┌─ Data provided

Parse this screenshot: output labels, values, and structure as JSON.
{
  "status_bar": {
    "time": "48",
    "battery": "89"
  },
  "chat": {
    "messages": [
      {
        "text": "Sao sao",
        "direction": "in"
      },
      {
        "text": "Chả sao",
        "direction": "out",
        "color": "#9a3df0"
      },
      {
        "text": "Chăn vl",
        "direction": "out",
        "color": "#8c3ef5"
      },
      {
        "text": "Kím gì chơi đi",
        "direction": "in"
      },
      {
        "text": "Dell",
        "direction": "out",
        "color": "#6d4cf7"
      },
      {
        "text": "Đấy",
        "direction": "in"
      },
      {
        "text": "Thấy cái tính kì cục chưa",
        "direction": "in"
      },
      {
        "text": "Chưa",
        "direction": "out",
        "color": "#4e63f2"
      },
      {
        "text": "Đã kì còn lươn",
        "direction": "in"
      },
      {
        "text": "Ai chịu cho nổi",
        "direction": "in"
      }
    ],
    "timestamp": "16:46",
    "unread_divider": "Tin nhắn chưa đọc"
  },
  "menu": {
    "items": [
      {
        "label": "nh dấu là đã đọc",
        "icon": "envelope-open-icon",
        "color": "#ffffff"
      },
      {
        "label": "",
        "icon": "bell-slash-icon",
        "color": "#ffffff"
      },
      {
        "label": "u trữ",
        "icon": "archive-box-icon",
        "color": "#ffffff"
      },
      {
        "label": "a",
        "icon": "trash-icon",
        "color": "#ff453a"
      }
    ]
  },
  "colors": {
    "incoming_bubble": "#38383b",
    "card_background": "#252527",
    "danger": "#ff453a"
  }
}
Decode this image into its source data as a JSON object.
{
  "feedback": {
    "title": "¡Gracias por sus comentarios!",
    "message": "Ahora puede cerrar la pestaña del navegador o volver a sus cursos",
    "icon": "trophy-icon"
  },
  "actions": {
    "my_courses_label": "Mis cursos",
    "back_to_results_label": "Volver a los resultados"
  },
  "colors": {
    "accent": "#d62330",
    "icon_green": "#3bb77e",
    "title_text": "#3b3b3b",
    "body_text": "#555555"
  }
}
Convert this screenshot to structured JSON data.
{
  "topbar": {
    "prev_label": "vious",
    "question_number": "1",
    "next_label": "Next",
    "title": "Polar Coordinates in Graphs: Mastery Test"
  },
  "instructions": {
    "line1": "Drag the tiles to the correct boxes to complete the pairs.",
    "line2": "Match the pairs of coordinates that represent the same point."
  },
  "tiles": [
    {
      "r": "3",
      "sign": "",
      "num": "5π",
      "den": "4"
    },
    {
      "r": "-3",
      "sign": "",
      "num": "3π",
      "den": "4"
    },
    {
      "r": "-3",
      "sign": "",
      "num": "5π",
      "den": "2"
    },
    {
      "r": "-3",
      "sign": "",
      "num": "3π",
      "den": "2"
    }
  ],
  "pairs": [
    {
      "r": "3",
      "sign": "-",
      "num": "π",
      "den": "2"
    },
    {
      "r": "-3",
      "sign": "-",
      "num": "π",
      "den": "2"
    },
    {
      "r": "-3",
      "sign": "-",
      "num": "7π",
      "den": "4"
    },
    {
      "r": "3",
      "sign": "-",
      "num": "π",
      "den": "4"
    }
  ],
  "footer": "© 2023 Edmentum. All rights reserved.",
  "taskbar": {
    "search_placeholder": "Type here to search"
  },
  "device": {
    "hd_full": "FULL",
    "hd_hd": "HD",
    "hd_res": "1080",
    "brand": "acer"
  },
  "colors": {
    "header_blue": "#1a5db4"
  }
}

└─

Return each entry from the material above exactly as it appears.

Parse this screenshot: output labels, values, and structure as JSON.
{
  "status_bar": {
    "time": "48",
    "battery": "89"
  },
  "chat": {
    "messages": [
      {
        "text": "Sao sao",
        "direction": "in"
      },
      {
        "text": "Chả sao",
        "direction": "out",
        "color": "#9a3df0"
      },
      {
        "text": "Chăn vl",
        "direction": "out",
        "color": "#8c3ef5"
      },
      {
        "text": "Kím gì chơi đi",
        "direction": "in"
      },
      {
        "text": "Dell",
        "direction": "out",
        "color": "#6d4cf7"
      },
      {
        "text": "Đấy",
        "direction": "in"
      },
      {
        "text": "Thấy cái tính kì cục chưa",
        "direction": "in"
      },
      {
        "text": "Chưa",
        "direction": "out",
        "color": "#4e63f2"
      },
      {
        "text": "Đã kì còn lươn",
        "direction": "in"
      },
      {
        "text": "Ai chịu cho nổi",
        "direction": "in"
      }
    ],
    "timestamp": "16:46",
    "unread_divider": "Tin nhắn chưa đọc"
  },
  "menu": {
    "items": [
      {
        "label": "nh dấu là đã đọc",
        "icon": "envelope-open-icon",
        "color": "#ffffff"
      },
      {
        "label": "",
        "icon": "bell-slash-icon",
        "color": "#ffffff"
      },
      {
        "label": "u trữ",
        "icon": "archive-box-icon",
        "color": "#ffffff"
      },
      {
        "label": "a",
        "icon": "trash-icon",
        "color": "#ff453a"
      }
    ]
  },
  "colors": {
    "incoming_bubble": "#38383b",
    "card_background": "#252527",
    "danger": "#ff453a"
  }
}
Decode this image into its source data as a JSON object.
{
  "feedback": {
    "title": "¡Gracias por sus comentarios!",
    "message": "Ahora puede cerrar la pestaña del navegador o volver a sus cursos",
    "icon": "trophy-icon"
  },
  "actions": {
    "my_courses_label": "Mis cursos",
    "back_to_results_label": "Volver a los resultados"
  },
  "colors": {
    "accent": "#d62330",
    "icon_green": "#3bb77e",
    "title_text": "#3b3b3b",
    "body_text": "#555555"
  }
}
Convert this screenshot to structured JSON data.
{
  "topbar": {
    "prev_label": "vious",
    "question_number": "1",
    "next_label": "Next",
    "title": "Polar Coordinates in Graphs: Mastery Test"
  },
  "instructions": {
    "line1": "Drag the tiles to the correct boxes to complete the pairs.",
    "line2": "Match the pairs of coordinates that represent the same point."
  },
  "tiles": [
    {
      "r": "3",
      "sign": "",
      "num": "5π",
      "den": "4"
    },
    {
      "r": "-3",
      "sign": "",
      "num": "3π",
      "den": "4"
    },
    {
      "r": "-3",
      "sign": "",
      "num": "5π",
      "den": "2"
    },
    {
      "r": "-3",
      "sign": "",
      "num": "3π",
      "den": "2"
    }
  ],
  "pairs": [
    {
      "r": "3",
      "sign": "-",
      "num": "π",
      "den": "2"
    },
    {
      "r": "-3",
      "sign": "-",
      "num": "π",
      "den": "2"
    },
    {
      "r": "-3",
      "sign": "-",
      "num": "7π",
      "den": "4"
    },
    {
      "r": "3",
      "sign": "-",
      "num": "π",
      "den": "4"
    }
  ],
  "footer": "© 2023 Edmentum. All rights reserved.",
  "taskbar": {
    "search_placeholder": "Type here to search"
  },
  "device": {
    "hd_full": "FULL",
    "hd_hd": "HD",
    "hd_res": "1080",
    "brand": "acer"
  },
  "colors": {
    "header_blue": "#1a5db4"
  }
}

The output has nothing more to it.